Lines that contain "JSON" are to be counted; give only their number.

===== Recorded information =====

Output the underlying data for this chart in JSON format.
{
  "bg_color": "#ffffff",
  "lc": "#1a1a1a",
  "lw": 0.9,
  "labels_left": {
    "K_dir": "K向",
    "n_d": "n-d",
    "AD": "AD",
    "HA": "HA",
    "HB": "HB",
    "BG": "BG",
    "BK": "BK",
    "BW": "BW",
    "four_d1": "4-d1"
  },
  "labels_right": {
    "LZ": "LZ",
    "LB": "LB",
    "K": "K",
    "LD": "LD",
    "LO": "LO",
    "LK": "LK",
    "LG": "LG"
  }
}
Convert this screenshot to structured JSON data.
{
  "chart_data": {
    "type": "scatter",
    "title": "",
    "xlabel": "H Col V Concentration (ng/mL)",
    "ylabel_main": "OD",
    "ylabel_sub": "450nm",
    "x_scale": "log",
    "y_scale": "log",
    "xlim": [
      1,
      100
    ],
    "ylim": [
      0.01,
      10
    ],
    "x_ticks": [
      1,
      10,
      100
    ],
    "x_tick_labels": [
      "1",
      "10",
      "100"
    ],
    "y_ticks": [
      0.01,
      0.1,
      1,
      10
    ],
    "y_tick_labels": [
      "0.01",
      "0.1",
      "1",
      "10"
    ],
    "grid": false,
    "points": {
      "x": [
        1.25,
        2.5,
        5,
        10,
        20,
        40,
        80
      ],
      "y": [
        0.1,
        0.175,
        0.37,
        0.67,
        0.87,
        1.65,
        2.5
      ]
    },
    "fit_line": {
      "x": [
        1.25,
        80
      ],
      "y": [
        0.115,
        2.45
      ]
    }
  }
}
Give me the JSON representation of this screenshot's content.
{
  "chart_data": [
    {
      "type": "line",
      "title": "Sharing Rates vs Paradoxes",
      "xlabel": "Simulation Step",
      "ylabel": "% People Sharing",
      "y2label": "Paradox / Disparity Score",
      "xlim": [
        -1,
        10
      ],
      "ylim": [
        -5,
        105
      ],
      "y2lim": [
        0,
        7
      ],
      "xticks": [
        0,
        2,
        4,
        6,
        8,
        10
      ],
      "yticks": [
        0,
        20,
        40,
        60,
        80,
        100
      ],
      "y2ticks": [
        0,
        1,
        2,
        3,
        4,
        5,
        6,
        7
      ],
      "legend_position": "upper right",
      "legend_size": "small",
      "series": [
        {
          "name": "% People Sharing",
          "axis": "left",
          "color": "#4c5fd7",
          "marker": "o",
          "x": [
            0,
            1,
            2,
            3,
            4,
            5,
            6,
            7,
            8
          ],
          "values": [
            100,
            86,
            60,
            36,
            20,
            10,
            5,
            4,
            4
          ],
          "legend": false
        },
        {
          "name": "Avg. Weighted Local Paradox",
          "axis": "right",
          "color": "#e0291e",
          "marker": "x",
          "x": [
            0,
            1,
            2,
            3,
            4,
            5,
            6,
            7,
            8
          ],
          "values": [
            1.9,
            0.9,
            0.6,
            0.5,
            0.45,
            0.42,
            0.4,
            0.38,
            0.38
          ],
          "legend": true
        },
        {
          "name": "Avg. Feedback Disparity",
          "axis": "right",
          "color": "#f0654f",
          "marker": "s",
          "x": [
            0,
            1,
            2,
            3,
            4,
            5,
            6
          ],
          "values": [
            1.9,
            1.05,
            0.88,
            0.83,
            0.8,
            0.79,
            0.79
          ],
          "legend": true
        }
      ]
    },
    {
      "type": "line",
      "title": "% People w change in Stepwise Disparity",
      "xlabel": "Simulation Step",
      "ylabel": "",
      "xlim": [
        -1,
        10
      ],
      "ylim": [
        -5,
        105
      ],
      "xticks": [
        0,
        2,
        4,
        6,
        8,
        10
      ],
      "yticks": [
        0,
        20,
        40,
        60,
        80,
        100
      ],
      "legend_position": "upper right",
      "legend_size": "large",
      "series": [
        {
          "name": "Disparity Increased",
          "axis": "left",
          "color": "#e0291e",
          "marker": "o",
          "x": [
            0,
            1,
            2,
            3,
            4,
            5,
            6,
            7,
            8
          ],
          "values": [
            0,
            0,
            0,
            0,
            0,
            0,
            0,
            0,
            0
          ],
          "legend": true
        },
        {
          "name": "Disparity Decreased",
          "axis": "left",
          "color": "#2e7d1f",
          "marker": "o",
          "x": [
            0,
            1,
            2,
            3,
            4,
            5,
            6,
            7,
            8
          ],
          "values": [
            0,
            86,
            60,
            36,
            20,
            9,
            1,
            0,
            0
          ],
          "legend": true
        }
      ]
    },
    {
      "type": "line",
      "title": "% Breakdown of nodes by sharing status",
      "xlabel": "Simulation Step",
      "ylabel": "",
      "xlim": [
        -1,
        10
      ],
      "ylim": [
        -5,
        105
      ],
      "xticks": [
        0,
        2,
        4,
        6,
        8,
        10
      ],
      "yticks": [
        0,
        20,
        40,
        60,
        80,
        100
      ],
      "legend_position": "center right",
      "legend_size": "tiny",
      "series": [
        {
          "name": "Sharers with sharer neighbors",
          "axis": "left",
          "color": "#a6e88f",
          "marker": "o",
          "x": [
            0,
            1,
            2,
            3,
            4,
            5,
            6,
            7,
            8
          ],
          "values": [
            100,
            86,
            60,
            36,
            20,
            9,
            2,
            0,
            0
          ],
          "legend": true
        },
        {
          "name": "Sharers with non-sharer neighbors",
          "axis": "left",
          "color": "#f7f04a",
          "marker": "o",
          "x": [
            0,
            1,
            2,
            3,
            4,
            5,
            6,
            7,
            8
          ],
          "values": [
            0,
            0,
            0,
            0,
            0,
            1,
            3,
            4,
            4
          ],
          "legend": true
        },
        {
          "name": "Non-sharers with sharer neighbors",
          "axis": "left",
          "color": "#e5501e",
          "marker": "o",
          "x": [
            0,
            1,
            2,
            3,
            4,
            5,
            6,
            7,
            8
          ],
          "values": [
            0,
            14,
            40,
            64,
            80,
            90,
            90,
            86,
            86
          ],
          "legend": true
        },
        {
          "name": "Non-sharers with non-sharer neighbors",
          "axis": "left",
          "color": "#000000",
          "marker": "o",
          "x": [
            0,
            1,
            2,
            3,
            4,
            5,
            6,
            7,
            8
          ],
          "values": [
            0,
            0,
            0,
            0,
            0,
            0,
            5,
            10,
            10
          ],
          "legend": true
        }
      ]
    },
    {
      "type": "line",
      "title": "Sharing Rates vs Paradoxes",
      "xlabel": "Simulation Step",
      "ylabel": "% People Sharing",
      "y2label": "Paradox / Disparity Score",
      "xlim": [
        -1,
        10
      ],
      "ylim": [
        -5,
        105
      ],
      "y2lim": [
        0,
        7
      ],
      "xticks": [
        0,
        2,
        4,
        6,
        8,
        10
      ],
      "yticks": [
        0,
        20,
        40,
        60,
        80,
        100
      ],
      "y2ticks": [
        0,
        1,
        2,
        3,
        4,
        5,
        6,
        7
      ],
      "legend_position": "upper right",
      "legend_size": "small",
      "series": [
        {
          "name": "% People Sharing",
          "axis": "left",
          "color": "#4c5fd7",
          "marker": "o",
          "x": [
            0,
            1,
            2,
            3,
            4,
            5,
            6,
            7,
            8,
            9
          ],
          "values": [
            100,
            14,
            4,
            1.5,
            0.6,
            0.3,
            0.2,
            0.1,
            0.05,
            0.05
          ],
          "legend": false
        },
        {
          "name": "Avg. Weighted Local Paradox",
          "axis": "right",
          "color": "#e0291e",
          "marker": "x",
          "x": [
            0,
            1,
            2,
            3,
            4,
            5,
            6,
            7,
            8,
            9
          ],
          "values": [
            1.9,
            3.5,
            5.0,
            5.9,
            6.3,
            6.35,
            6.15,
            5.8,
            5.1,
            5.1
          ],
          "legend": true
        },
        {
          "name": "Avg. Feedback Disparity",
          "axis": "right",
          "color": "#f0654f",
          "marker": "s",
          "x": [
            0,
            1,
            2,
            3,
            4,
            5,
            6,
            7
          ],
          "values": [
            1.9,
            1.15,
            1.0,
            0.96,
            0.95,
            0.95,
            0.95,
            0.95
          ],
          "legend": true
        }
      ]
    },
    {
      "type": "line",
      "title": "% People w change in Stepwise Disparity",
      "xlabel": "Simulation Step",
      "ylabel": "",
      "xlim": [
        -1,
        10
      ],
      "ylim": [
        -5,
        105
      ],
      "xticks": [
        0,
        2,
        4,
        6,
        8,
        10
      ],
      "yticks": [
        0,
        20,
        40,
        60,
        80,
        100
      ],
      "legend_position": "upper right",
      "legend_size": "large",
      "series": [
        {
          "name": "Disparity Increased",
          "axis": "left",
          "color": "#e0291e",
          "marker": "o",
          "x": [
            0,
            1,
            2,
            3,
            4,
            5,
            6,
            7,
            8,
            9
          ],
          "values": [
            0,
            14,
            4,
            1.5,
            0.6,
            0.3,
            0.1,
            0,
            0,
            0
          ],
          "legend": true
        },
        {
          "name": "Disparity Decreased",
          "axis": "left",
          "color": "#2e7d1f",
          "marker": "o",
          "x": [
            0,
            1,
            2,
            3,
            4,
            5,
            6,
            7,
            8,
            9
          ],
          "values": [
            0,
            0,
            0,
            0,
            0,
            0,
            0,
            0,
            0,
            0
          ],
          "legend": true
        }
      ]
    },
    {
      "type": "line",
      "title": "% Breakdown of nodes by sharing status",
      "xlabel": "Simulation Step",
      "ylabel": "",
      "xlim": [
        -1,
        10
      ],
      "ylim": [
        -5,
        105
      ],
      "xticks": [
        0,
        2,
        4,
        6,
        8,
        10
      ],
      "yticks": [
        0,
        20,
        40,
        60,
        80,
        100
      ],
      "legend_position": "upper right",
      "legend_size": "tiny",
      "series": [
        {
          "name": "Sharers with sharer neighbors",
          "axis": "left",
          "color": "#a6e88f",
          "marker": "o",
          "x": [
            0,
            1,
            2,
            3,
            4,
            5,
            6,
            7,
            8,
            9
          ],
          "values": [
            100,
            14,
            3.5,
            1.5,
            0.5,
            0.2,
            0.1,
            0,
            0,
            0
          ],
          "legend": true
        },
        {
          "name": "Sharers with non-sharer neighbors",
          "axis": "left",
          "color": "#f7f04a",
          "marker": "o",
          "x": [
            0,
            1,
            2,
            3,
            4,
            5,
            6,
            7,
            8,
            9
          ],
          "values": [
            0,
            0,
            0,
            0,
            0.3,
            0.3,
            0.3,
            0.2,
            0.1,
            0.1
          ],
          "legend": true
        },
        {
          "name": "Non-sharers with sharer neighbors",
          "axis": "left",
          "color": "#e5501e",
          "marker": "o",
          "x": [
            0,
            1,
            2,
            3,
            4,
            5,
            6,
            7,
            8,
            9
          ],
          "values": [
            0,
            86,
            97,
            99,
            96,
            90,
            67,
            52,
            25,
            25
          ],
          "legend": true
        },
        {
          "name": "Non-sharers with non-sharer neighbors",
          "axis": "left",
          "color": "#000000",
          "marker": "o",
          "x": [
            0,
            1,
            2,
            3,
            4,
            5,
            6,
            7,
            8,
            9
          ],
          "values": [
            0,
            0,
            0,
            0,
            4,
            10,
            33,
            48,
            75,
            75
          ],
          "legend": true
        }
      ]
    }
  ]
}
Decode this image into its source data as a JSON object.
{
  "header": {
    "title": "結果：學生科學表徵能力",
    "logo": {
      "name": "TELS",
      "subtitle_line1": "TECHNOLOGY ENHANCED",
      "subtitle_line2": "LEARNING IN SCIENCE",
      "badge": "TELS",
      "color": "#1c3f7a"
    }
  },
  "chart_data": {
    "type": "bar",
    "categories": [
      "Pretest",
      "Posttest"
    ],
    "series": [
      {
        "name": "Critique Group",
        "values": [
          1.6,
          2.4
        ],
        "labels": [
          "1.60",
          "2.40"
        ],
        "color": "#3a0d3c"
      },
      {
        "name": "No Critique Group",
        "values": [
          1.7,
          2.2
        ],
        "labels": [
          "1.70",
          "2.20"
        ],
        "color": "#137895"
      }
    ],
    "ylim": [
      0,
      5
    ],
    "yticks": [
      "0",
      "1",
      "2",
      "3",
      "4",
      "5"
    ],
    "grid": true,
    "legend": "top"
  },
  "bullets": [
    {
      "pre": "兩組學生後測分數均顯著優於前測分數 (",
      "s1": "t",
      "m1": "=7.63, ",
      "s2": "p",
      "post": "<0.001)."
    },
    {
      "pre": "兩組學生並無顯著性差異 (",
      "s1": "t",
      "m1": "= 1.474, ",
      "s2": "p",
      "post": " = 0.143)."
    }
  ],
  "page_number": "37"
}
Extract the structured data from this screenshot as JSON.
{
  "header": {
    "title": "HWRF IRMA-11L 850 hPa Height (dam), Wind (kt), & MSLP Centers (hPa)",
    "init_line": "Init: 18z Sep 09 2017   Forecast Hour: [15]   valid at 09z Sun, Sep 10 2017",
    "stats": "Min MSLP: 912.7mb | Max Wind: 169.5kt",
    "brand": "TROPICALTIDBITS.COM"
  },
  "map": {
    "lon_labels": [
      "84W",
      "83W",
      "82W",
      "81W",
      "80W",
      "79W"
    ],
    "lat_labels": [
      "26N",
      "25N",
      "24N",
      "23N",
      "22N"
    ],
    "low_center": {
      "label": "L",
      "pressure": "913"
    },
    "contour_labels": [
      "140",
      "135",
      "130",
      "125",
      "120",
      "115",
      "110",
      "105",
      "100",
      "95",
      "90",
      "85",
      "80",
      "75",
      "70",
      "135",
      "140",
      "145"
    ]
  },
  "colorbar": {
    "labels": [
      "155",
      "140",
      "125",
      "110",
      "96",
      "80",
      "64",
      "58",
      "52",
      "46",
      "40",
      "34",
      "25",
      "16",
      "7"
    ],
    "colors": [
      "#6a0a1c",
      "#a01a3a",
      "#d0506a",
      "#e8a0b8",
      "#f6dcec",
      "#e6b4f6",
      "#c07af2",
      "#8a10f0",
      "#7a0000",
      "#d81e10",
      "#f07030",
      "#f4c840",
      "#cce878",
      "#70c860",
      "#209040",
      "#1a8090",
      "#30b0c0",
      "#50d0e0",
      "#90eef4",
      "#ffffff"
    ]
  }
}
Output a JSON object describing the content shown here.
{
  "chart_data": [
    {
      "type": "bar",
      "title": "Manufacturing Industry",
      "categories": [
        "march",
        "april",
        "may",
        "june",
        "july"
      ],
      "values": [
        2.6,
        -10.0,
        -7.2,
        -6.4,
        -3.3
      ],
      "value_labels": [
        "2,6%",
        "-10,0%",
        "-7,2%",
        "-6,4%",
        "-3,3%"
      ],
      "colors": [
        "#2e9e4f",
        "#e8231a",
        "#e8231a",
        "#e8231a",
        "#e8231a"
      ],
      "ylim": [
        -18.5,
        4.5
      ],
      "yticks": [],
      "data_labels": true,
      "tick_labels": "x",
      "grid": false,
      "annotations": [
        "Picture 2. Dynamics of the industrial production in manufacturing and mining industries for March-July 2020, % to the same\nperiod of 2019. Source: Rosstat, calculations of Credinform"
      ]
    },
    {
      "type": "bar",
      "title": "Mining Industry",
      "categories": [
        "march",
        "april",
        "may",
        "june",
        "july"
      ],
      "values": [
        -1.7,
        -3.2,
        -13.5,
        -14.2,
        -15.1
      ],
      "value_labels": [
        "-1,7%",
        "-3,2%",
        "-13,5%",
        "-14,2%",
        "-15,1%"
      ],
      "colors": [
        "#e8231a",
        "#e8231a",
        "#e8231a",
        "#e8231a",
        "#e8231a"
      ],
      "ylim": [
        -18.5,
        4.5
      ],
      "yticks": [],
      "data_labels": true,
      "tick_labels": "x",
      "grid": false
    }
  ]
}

=====

[Worked answer]: 6